> _Stated goal_
Render the records from the first line through the line containing "x-tick-label: set-22 xyxy=(877,400,925,438)" as a Markdown table with the columns "Row" and "Line", leaving out blank lines.

Saved data entries:
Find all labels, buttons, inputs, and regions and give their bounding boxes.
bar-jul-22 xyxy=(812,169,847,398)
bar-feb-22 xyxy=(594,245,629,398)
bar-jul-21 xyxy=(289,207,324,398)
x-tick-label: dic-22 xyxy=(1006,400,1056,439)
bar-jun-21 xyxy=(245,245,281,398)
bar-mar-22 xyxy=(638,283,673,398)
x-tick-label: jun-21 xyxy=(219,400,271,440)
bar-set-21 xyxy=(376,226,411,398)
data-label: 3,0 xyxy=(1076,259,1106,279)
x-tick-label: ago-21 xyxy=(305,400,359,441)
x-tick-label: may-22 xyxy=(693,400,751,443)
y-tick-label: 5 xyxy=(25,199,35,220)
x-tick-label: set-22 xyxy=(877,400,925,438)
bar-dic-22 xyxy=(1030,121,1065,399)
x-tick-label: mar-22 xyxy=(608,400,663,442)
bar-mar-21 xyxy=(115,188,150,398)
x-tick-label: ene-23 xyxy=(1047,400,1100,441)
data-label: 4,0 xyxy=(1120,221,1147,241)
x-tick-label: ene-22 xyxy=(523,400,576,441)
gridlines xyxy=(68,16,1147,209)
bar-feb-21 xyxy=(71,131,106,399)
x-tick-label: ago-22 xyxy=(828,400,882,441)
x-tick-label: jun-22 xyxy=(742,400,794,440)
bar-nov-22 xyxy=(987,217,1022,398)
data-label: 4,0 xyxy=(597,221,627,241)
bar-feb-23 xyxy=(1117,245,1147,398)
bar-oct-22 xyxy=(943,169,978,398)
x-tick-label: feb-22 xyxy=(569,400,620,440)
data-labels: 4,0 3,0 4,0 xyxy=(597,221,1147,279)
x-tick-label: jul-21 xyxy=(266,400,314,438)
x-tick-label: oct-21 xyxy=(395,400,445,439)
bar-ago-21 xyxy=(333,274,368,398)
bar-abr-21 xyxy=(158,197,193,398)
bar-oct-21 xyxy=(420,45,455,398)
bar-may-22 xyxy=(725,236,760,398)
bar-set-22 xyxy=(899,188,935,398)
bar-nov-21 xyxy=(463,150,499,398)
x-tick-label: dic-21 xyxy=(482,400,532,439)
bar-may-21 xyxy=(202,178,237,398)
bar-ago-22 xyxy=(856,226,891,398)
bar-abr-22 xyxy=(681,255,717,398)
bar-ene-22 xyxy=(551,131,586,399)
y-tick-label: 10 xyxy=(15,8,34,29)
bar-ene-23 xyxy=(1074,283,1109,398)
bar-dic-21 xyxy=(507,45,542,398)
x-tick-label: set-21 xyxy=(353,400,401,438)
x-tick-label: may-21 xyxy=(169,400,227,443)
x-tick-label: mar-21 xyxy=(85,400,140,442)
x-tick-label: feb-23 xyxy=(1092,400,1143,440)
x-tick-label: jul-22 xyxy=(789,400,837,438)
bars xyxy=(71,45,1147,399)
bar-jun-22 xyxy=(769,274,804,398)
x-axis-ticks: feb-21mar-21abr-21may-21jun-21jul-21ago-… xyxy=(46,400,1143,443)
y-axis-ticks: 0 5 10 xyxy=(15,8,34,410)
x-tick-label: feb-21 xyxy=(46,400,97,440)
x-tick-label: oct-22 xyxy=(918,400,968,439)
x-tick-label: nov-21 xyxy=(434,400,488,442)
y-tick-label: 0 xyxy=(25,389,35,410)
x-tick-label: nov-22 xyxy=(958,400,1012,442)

> _Full solution_
| Row | Line |
|---|---|
| 1 | Find all labels, buttons, inputs, and regions and give their bounding boxes. |
| 2 | bar-jul-22 xyxy=(812,169,847,398) |
| 3 | bar-feb-22 xyxy=(594,245,629,398) |
| 4 | bar-jul-21 xyxy=(289,207,324,398) |
| 5 | x-tick-label: dic-22 xyxy=(1006,400,1056,439) |
| 6 | bar-jun-21 xyxy=(245,245,281,398) |
| 7 | bar-mar-22 xyxy=(638,283,673,398) |
| 8 | x-tick-label: jun-21 xyxy=(219,400,271,440) |
| 9 | bar-set-21 xyxy=(376,226,411,398) |
| 10 | data-label: 3,0 xyxy=(1076,259,1106,279) |
| 11 | x-tick-label: ago-21 xyxy=(305,400,359,441) |
| 12 | x-tick-label: may-22 xyxy=(693,400,751,443) |
| 13 | y-tick-label: 5 xyxy=(25,199,35,220) |
| 14 | x-tick-label: set-22 xyxy=(877,400,925,438) |